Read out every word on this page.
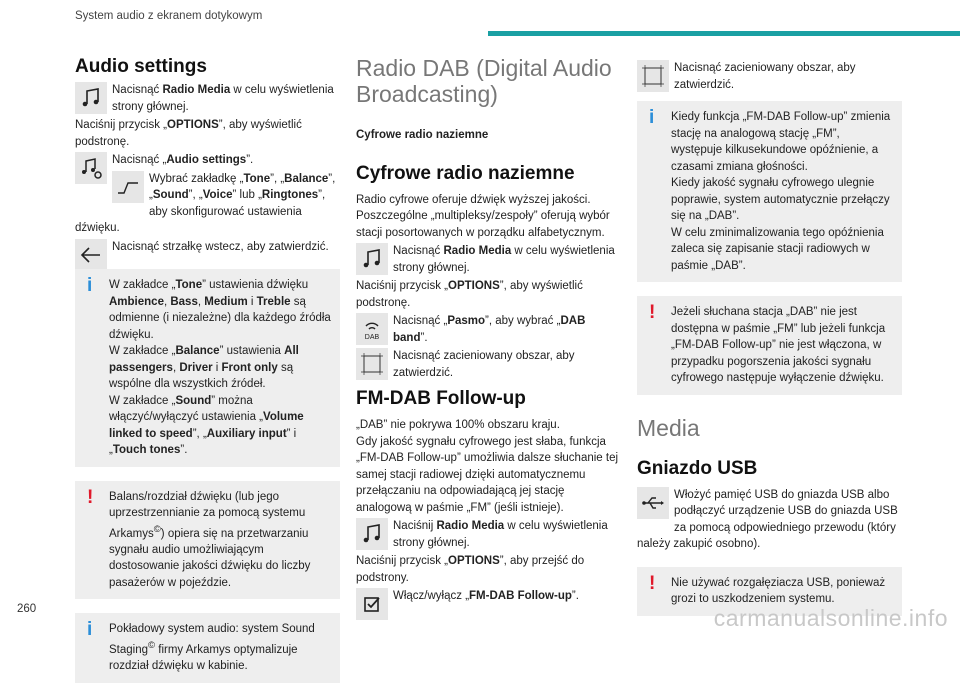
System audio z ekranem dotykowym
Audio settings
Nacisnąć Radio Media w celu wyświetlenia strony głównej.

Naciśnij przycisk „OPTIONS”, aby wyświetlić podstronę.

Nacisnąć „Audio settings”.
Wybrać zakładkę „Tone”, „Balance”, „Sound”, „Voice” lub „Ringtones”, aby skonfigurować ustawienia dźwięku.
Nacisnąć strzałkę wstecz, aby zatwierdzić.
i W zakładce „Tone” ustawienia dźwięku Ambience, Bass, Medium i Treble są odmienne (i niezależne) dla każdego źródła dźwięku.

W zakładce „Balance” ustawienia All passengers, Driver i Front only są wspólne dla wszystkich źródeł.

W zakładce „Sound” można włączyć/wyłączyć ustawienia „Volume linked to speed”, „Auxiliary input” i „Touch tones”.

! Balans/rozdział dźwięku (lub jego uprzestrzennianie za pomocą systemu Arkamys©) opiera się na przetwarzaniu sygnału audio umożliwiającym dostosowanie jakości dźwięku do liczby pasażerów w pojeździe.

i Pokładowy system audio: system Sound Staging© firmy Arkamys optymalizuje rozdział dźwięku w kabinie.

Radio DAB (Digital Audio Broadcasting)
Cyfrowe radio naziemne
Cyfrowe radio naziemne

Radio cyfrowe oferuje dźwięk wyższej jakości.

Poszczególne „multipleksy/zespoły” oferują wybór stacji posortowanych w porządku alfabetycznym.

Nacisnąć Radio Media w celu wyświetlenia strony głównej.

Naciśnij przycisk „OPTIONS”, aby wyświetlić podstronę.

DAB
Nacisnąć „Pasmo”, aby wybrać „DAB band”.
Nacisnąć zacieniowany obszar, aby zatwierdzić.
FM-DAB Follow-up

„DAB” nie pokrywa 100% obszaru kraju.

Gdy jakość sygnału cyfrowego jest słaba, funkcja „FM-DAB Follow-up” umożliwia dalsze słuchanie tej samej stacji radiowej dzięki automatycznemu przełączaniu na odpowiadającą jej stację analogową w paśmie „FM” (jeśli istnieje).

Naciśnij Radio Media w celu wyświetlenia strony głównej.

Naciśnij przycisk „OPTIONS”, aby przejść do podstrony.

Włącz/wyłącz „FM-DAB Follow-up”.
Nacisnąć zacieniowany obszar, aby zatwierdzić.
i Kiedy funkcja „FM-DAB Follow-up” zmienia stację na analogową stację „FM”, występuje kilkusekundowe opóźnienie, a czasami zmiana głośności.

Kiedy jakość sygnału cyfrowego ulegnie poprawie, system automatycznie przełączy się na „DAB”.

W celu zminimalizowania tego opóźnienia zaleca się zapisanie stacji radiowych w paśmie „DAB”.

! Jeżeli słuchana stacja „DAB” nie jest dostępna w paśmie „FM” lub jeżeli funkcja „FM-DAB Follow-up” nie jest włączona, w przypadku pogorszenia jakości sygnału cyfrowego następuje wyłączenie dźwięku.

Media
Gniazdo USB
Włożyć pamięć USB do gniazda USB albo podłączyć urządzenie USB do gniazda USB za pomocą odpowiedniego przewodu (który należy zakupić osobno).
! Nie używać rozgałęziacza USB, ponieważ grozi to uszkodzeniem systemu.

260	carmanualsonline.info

+++

PROBLEM REQUIREMENTS: All lines in the data that contain the word "jakość" should be copied.

ANSWER IN FULL:
Gdy jakość sygnału cyfrowego jest słaba, funkcja „FM-DAB Follow-up” umożliwia dalsze słuchanie tej samej stacji radiowej dzięki automatycznemu przełączaniu na odpowiadającą jej stację analogową w paśmie „FM” (jeśli istnieje).
Kiedy jakość sygnału cyfrowego ulegnie poprawie, system automatycznie przełączy się na „DAB”.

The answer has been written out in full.